* What to do *
Copy every line of the records below where the word "author" occurs.

* Task input *
********
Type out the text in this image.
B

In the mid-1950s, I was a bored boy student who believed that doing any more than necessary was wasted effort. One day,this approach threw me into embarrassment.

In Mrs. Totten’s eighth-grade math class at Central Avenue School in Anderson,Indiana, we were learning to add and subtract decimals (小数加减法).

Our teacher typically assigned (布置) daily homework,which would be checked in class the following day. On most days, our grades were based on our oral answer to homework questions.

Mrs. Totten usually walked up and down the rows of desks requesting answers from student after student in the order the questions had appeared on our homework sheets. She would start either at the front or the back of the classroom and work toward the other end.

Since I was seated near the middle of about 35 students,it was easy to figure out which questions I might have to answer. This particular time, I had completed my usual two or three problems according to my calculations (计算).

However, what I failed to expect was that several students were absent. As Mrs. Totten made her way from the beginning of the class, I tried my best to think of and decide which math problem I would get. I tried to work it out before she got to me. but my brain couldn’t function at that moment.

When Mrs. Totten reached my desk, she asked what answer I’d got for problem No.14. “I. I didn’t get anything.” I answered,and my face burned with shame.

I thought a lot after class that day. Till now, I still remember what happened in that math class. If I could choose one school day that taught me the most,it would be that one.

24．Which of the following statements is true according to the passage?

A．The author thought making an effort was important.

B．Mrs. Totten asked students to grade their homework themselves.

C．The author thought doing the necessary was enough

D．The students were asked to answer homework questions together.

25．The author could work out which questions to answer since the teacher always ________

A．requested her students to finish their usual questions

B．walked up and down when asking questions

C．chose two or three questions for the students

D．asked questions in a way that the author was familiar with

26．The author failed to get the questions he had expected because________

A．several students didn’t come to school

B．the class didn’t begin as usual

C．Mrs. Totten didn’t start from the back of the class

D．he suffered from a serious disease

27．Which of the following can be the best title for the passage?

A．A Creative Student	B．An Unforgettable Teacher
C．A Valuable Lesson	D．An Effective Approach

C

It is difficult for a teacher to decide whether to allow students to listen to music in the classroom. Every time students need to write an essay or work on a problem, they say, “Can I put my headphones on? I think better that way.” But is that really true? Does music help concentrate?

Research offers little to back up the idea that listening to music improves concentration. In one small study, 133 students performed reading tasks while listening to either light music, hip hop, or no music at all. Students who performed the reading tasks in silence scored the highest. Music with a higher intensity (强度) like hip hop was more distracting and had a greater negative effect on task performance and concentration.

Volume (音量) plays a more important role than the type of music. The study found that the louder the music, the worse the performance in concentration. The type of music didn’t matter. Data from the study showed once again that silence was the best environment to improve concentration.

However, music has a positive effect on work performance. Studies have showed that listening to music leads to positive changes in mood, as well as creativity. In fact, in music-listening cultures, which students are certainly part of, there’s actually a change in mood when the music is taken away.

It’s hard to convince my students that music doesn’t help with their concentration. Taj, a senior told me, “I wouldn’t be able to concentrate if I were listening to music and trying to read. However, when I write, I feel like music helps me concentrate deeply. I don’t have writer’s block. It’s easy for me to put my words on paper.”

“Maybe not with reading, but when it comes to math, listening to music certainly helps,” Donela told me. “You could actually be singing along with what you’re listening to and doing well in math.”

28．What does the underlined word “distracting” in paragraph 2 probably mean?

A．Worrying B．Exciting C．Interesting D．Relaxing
********
* Response *
A．The author thought making an effort was important.
C．The author thought doing the necessary was enough
25．The author could work out which questions to answer since the teacher always ________
D．asked questions in a way that the author was familiar with
26．The author failed to get the questions he had expected because________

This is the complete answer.